What the task asks: Transcribe every line, keeping it exact.

Record set:
------

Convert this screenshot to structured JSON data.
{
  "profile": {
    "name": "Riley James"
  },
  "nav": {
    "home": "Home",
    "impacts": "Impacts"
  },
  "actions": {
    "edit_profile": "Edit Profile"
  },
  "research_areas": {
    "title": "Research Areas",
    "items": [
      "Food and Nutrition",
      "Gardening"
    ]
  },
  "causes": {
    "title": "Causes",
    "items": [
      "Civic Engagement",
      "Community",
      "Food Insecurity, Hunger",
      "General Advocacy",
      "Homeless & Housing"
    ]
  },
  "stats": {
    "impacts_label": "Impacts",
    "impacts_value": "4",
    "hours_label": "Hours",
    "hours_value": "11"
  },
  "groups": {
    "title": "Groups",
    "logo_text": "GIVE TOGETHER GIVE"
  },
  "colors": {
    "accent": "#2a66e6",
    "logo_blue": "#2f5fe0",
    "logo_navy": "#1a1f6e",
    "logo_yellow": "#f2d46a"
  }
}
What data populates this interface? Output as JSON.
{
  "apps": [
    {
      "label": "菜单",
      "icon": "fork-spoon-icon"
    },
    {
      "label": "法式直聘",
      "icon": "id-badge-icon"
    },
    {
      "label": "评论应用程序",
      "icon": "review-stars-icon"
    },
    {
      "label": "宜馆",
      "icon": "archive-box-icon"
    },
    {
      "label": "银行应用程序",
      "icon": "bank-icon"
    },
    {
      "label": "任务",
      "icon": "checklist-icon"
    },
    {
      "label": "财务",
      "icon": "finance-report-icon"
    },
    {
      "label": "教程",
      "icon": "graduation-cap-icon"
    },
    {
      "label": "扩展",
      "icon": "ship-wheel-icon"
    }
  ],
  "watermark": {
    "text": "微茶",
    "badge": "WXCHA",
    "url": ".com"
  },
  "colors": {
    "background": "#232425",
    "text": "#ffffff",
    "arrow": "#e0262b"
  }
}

------

Output for this exercise:
Convert this screenshot to structured JSON data.
{
  "profile": {
    "name": "Riley James"
  },
  "nav": {
    "home": "Home",
    "impacts": "Impacts"
  },
  "actions": {
    "edit_profile": "Edit Profile"
  },
  "research_areas": {
    "title": "Research Areas",
    "items": [
      "Food and Nutrition",
      "Gardening"
    ]
  },
  "causes": {
    "title": "Causes",
    "items": [
      "Civic Engagement",
      "Community",
      "Food Insecurity, Hunger",
      "General Advocacy",
      "Homeless & Housing"
    ]
  },
  "stats": {
    "impacts_label": "Impacts",
    "impacts_value": "4",
    "hours_label": "Hours",
    "hours_value": "11"
  },
  "groups": {
    "title": "Groups",
    "logo_text": "GIVE TOGETHER GIVE"
  },
  "colors": {
    "accent": "#2a66e6",
    "logo_blue": "#2f5fe0",
    "logo_navy": "#1a1f6e",
    "logo_yellow": "#f2d46a"
  }
}
What data populates this interface? Output as JSON.
{
  "apps": [
    {
      "label": "菜单",
      "icon": "fork-spoon-icon"
    },
    {
      "label": "法式直聘",
      "icon": "id-badge-icon"
    },
    {
      "label": "评论应用程序",
      "icon": "review-stars-icon"
    },
    {
      "label": "宜馆",
      "icon": "archive-box-icon"
    },
    {
      "label": "银行应用程序",
      "icon": "bank-icon"
    },
    {
      "label": "任务",
      "icon": "checklist-icon"
    },
    {
      "label": "财务",
      "icon": "finance-report-icon"
    },
    {
      "label": "教程",
      "icon": "graduation-cap-icon"
    },
    {
      "label": "扩展",
      "icon": "ship-wheel-icon"
    }
  ],
  "watermark": {
    "text": "微茶",
    "badge": "WXCHA",
    "url": ".com"
  },
  "colors": {
    "background": "#232425",
    "text": "#ffffff",
    "arrow": "#e0262b"
  }
}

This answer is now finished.